_Data for this exercise_:
═══

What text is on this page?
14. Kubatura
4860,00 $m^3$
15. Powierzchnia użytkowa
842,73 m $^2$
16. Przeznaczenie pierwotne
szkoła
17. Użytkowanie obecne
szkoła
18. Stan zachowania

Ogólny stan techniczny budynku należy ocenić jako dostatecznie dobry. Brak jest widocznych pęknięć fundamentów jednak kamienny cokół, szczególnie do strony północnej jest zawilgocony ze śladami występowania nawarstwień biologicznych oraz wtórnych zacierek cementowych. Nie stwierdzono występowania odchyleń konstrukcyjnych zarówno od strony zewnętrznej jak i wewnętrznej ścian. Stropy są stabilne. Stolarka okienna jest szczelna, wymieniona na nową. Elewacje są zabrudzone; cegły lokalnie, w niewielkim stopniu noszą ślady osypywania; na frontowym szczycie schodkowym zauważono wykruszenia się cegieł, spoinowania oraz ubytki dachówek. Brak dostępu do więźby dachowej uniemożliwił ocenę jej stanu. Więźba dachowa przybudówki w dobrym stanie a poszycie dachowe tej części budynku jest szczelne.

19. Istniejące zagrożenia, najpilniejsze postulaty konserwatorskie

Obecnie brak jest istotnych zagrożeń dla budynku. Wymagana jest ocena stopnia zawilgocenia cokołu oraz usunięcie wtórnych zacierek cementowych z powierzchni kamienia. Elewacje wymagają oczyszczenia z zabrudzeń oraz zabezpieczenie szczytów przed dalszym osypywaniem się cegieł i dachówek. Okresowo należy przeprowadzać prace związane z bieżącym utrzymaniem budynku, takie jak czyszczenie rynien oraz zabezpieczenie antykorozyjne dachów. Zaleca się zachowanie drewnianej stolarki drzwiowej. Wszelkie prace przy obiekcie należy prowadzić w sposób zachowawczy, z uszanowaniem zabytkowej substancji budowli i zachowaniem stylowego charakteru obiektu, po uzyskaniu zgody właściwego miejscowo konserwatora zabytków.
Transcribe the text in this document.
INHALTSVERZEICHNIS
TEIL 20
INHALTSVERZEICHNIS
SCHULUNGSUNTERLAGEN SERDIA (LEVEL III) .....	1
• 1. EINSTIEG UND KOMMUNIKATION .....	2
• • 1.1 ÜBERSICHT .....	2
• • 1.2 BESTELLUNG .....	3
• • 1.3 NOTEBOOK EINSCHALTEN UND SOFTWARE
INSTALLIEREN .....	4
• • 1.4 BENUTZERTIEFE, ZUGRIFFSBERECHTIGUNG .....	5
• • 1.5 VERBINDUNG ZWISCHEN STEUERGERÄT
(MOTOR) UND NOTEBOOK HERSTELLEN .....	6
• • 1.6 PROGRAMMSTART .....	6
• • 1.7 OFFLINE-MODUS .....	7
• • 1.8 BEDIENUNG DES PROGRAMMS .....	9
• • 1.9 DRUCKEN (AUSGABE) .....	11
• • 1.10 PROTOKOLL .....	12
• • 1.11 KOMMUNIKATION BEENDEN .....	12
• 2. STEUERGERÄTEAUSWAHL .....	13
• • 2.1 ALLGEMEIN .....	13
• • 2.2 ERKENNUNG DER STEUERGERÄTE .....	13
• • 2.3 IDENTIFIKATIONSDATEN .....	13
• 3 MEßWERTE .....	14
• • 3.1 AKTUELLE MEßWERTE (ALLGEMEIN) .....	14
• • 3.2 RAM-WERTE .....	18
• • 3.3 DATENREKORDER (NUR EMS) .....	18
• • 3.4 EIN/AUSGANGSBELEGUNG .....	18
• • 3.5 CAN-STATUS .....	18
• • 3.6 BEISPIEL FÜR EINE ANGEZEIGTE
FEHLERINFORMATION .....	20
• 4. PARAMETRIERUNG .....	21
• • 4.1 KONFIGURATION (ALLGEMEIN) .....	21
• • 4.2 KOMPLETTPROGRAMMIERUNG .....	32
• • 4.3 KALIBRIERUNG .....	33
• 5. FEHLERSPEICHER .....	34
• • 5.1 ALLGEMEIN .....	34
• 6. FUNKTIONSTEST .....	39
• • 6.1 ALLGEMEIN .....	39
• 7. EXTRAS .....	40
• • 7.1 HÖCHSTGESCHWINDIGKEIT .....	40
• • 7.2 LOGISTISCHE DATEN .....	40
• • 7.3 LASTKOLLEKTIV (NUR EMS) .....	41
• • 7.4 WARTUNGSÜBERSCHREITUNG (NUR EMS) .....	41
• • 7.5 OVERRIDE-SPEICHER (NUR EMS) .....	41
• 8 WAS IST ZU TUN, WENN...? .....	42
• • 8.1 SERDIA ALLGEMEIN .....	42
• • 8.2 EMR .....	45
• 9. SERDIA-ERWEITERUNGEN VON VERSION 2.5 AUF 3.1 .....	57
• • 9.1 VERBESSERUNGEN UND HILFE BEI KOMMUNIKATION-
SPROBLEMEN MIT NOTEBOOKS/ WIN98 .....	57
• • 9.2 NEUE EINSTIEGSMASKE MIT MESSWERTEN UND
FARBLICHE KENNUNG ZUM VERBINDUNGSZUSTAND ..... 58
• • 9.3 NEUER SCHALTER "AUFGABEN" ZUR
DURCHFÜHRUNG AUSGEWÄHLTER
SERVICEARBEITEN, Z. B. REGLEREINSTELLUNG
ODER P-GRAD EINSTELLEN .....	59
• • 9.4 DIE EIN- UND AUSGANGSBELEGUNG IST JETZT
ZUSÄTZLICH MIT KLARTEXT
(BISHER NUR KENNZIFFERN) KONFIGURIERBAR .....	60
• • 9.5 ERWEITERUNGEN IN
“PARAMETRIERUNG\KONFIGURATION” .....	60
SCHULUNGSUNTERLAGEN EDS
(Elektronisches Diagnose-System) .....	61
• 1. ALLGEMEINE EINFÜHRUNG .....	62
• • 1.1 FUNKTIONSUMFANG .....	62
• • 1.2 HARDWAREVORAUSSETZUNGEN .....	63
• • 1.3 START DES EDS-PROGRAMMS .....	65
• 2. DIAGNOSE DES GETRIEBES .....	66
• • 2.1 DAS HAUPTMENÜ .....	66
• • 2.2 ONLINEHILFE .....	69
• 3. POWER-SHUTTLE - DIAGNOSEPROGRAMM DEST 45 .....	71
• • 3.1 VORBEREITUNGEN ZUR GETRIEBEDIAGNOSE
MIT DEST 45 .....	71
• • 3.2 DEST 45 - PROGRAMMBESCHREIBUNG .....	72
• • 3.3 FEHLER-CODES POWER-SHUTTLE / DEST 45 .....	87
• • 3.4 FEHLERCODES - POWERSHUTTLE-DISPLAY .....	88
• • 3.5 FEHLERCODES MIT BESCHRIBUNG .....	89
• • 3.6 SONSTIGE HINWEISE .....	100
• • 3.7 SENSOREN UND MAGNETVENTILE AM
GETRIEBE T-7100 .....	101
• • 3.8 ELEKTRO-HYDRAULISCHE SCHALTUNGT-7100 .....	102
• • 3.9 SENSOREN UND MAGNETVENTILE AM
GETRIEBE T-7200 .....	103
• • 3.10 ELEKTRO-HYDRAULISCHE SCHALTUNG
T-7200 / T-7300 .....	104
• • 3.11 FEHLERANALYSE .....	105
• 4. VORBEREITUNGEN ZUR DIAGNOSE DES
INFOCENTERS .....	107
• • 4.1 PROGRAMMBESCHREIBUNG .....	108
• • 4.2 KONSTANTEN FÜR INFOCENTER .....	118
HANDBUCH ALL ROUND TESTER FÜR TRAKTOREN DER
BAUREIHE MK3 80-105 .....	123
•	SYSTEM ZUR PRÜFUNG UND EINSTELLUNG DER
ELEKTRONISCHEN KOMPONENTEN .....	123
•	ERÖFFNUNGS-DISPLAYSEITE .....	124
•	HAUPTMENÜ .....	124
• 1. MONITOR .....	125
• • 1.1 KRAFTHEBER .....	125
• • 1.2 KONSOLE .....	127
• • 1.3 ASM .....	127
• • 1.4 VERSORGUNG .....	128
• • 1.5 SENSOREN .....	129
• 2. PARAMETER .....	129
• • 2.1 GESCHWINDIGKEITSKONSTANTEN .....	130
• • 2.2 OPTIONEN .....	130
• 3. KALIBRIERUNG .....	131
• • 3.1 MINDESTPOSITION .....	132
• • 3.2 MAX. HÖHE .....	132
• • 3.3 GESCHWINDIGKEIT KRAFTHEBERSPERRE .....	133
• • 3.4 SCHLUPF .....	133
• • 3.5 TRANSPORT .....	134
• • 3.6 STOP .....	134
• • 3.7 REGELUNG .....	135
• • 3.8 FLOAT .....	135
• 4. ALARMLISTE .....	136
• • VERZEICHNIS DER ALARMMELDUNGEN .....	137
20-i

═══

_Exercise task_: Pick every line with "cegieł" in it and copy it.

_Full answer_:
Ogólny stan techniczny budynku należy ocenić jako dostatecznie dobry. Brak jest widocznych pęknięć fundamentów jednak kamienny cokół, szczególnie do strony północnej jest zawilgocony ze śladami występowania nawarstwień biologicznych oraz wtórnych zacierek cementowych. Nie stwierdzono występowania odchyleń konstrukcyjnych zarówno od strony zewnętrznej jak i wewnętrznej ścian. Stropy są stabilne. Stolarka okienna jest szczelna, wymieniona na nową. Elewacje są zabrudzone; cegły lokalnie, w niewielkim stopniu noszą ślady osypywania; na frontowym szczycie schodkowym zauważono wykruszenia się cegieł, spoinowania oraz ubytki dachówek. Brak dostępu do więźby dachowej uniemożliwił ocenę jej stanu. Więźba dachowa przybudówki w dobrym stanie a poszycie dachowe tej części budynku jest szczelne.
Obecnie brak jest istotnych zagrożeń dla budynku. Wymagana jest ocena stopnia zawilgocenia cokołu oraz usunięcie wtórnych zacierek cementowych z powierzchni kamienia. Elewacje wymagają oczyszczenia z zabrudzeń oraz zabezpieczenie szczytów przed dalszym osypywaniem się cegieł i dachówek. Okresowo należy przeprowadzać prace związane z bieżącym utrzymaniem budynku, takie jak czyszczenie rynien oraz zabezpieczenie antykorozyjne dachów. Zaleca się zachowanie drewnianej stolarki drzwiowej. Wszelkie prace przy obiekcie należy prowadzić w sposób zachowawczy, z uszanowaniem zabytkowej substancji budowli i zachowaniem stylowego charakteru obiektu, po uzyskaniu zgody właściwego miejscowo konserwatora zabytków.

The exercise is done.